-------- AVAILABLE RECORDS
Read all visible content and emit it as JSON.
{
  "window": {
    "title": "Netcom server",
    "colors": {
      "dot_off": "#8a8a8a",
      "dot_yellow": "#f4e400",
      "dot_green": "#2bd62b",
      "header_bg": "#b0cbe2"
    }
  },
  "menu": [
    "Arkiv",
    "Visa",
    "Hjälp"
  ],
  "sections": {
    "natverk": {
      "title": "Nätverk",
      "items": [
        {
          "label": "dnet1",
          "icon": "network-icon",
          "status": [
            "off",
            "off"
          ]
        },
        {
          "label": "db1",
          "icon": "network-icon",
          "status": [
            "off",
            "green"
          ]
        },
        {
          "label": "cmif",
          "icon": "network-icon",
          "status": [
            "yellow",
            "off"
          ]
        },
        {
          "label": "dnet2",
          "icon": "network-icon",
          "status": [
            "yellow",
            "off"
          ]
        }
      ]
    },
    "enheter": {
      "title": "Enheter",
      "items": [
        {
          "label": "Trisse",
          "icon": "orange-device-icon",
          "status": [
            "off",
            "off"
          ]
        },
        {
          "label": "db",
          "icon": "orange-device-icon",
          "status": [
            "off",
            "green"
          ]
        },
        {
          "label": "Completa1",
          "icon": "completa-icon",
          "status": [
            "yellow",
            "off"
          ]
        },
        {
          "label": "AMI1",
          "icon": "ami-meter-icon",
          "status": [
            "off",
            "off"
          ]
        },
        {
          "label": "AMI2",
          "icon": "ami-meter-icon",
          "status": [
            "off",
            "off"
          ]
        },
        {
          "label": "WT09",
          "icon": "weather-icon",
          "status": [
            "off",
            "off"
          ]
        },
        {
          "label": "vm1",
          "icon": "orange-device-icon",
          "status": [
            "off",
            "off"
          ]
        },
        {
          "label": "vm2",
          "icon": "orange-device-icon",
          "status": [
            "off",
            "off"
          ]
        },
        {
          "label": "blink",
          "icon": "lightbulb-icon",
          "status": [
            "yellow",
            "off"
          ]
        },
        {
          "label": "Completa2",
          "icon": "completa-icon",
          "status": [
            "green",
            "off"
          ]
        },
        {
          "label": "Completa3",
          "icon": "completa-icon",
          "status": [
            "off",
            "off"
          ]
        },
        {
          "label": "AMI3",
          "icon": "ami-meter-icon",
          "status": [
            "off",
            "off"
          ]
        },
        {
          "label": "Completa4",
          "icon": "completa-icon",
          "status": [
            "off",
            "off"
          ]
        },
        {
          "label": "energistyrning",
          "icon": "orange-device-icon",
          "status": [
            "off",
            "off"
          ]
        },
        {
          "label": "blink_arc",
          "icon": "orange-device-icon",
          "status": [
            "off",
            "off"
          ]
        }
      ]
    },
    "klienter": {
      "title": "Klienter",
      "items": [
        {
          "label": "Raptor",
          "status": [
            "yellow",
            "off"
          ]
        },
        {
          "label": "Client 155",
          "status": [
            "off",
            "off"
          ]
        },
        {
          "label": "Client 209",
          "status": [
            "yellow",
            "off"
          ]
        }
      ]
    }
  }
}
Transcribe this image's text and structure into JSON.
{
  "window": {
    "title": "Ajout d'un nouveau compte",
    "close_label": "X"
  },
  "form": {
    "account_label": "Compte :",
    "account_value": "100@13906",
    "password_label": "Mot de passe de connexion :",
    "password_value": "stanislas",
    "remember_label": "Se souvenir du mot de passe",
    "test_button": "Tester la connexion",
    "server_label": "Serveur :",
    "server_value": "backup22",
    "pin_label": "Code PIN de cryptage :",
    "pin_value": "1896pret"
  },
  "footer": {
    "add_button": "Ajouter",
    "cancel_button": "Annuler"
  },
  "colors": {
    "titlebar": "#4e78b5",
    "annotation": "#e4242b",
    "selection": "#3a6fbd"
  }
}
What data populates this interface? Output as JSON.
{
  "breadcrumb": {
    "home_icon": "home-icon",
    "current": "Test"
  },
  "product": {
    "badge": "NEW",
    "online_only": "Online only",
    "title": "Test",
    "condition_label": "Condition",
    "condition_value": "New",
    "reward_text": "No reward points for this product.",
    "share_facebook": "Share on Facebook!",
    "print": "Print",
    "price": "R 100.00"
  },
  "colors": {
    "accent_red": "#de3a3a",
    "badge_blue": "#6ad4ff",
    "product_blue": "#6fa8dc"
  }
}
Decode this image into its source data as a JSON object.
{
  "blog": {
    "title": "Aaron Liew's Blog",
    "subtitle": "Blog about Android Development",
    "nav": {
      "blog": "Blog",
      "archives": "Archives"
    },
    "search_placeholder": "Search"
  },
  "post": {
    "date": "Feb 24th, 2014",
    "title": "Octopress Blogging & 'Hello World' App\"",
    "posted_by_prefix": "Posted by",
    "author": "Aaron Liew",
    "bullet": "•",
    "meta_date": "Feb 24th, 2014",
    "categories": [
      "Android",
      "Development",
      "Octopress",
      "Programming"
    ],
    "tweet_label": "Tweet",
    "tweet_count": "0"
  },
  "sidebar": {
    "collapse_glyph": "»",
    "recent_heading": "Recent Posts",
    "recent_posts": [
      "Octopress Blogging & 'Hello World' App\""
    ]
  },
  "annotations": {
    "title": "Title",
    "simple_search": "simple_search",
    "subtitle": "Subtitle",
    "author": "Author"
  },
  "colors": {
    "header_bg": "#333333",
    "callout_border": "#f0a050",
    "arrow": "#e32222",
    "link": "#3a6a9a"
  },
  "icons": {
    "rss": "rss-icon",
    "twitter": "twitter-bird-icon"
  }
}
----------------
• GIVEN INSTRUCTION: Point out every line holding the string "into" and copy it.

• EXERCISE OUTPUT:
Transcribe this image's text and structure into JSON.
Decode this image into its source data as a JSON object.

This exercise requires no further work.